§ GIVEN EXERCISE: Show every line where "label" occurs.

Records:

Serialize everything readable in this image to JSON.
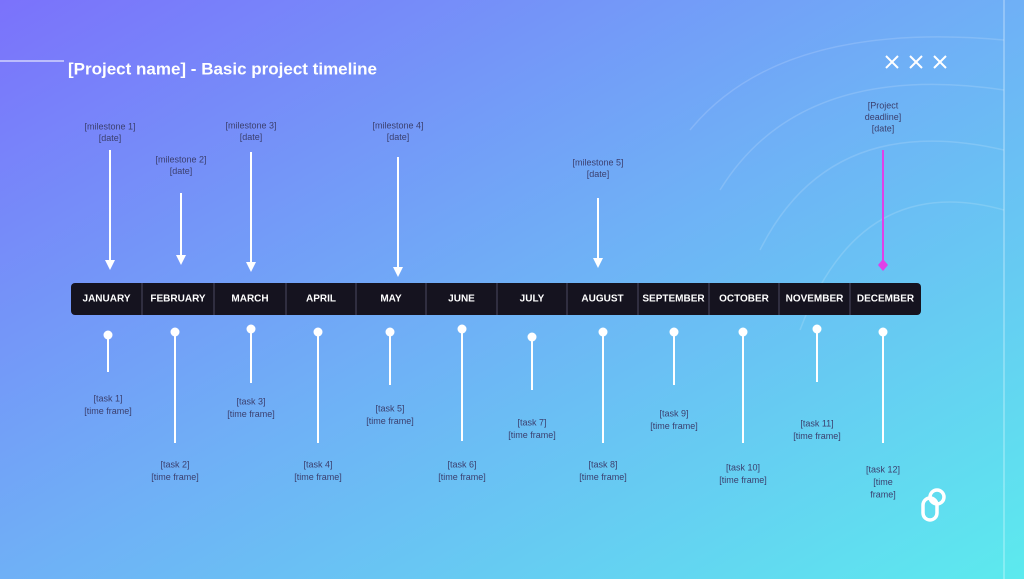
{
  "header": {
    "title": "[Project name] - Basic project timeline"
  },
  "months": [
    "JANUARY",
    "FEBRUARY",
    "MARCH",
    "APRIL",
    "MAY",
    "JUNE",
    "JULY",
    "AUGUST",
    "SEPTEMBER",
    "OCTOBER",
    "NOVEMBER",
    "DECEMBER"
  ],
  "milestones": [
    {
      "lines": [
        "[milestone 1]",
        "[date]"
      ]
    },
    {
      "lines": [
        "[milestone 2]",
        "[date]"
      ]
    },
    {
      "lines": [
        "[milestone 3]",
        "[date]"
      ]
    },
    {
      "lines": [
        "[milestone 4]",
        "[date]"
      ]
    },
    {
      "lines": [
        "[milestone 5]",
        "[date]"
      ]
    },
    {
      "lines": [
        "[Project",
        "deadline]",
        "[date]"
      ]
    }
  ],
  "tasks": [
    {
      "lines": [
        "[task 1]",
        "[time frame]"
      ]
    },
    {
      "lines": [
        "[task 2]",
        "[time frame]"
      ]
    },
    {
      "lines": [
        "[task 3]",
        "[time frame]"
      ]
    },
    {
      "lines": [
        "[task 4]",
        "[time frame]"
      ]
    },
    {
      "lines": [
        "[task 5]",
        "[time frame]"
      ]
    },
    {
      "lines": [
        "[task 6]",
        "[time frame]"
      ]
    },
    {
      "lines": [
        "[task 7]",
        "[time frame]"
      ]
    },
    {
      "lines": [
        "[task 8]",
        "[time frame]"
      ]
    },
    {
      "lines": [
        "[task 9]",
        "[time frame]"
      ]
    },
    {
      "lines": [
        "[task 10]",
        "[time frame]"
      ]
    },
    {
      "lines": [
        "[task 11]",
        "[time frame]"
      ]
    },
    {
      "lines": [
        "[task 12]",
        "[time",
        "frame]"
      ]
    }
  ]
}
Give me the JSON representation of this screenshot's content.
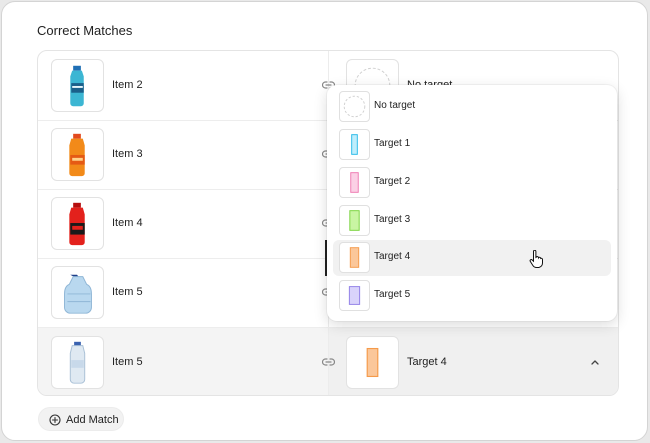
{
  "section": {
    "title": "Correct Matches"
  },
  "rows": [
    {
      "item": "Item 2",
      "target": "No target"
    },
    {
      "item": "Item 3",
      "target": ""
    },
    {
      "item": "Item 4",
      "target": ""
    },
    {
      "item": "Item 5",
      "target": ""
    },
    {
      "item": "Item 5",
      "target": "Target 4"
    }
  ],
  "dropdown": {
    "options": [
      {
        "label": "No target"
      },
      {
        "label": "Target 1",
        "color": "#22b8e8"
      },
      {
        "label": "Target 2",
        "color": "#ee77b0"
      },
      {
        "label": "Target 3",
        "color": "#77d23a"
      },
      {
        "label": "Target 4",
        "color": "#f59a4a"
      },
      {
        "label": "Target 5",
        "color": "#8f7de6"
      }
    ],
    "hovered": "Target 4"
  },
  "add_button": {
    "label": "Add Match"
  },
  "icons": {
    "link": "link-icon",
    "chevron": "chevron-up-icon",
    "plus": "plus-circle-icon",
    "cursor": "hand-pointer-icon"
  }
}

§ SOLUTION FOR THIS PROBLEM:
        "label": "No target"
        "label": "Target 1",
        "label": "Target 2",
        "label": "Target 3",
        "label": "Target 4",
        "label": "Target 5",
    "label": "Add Match"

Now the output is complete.